*THE PROBLEM*
Using the listing below, report all lines holding the word "sqft".

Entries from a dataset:
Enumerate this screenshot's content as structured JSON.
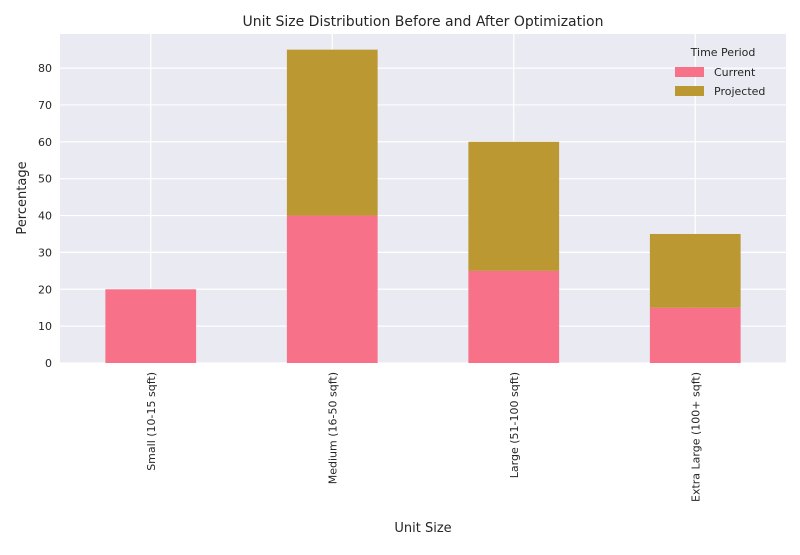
{
  "chart_data": {
    "type": "bar",
    "stacked": true,
    "title": "Unit Size Distribution Before and After Optimization",
    "xlabel": "Unit Size",
    "ylabel": "Percentage",
    "categories": [
      "Small (10-15 sqft)",
      "Medium (16-50 sqft)",
      "Large (51-100 sqft)",
      "Extra Large (100+ sqft)"
    ],
    "series": [
      {
        "name": "Current",
        "values": [
          20,
          40,
          25,
          15
        ],
        "color": "#f77189"
      },
      {
        "name": "Projected",
        "values": [
          0,
          45,
          35,
          20
        ],
        "color": "#bb9832"
      }
    ],
    "ylim": [
      0,
      89.25
    ],
    "yticks": [
      0,
      10,
      20,
      30,
      40,
      50,
      60,
      70,
      80
    ],
    "grid": true,
    "legend": {
      "title": "Time Period",
      "position": "top-right"
    },
    "colors": {
      "plot_background": "#eaeaf2",
      "grid": "#ffffff",
      "text": "#262626"
    }
  }
}
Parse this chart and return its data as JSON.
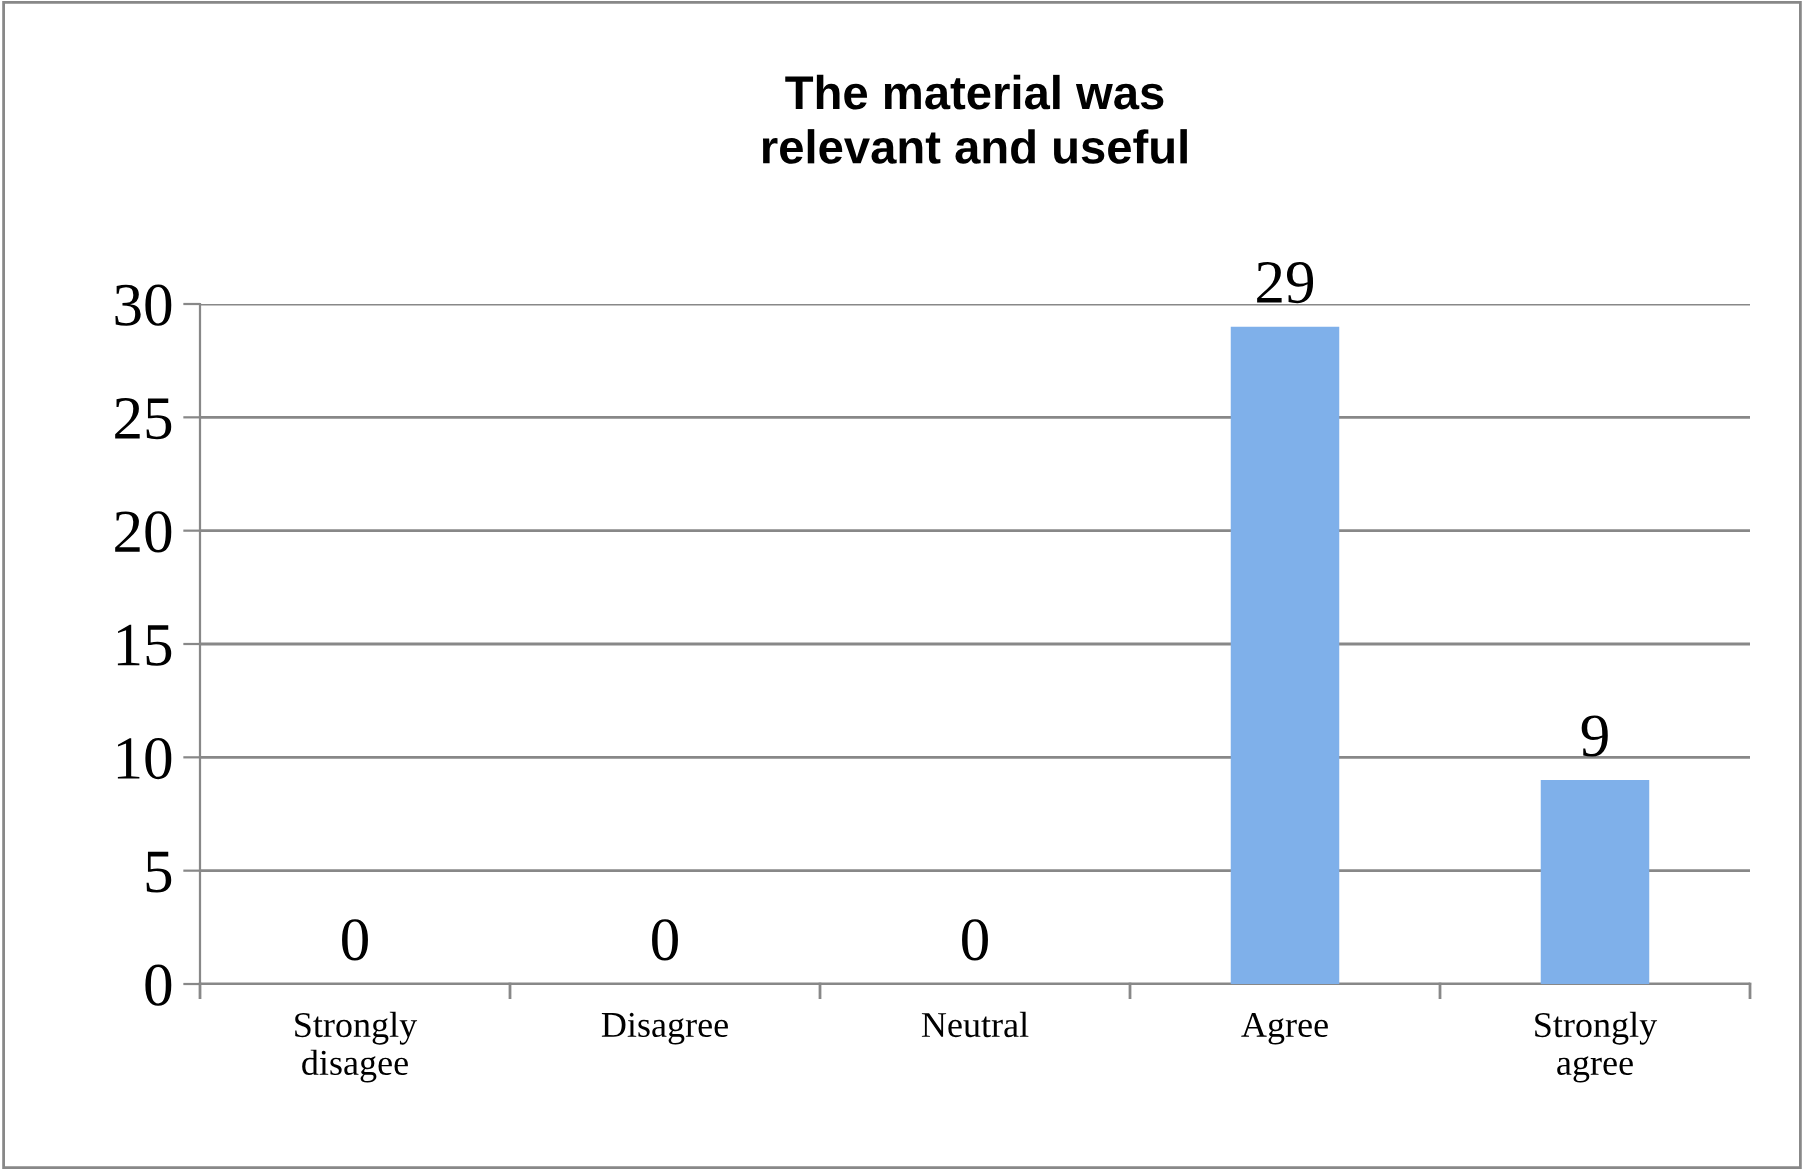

*EXERCISE RESULT*
      "Small (10-15 sqft)",
      "Medium (16-50 sqft)",
      "Large (51-100 sqft)",
      "Extra Large (100+ sqft)"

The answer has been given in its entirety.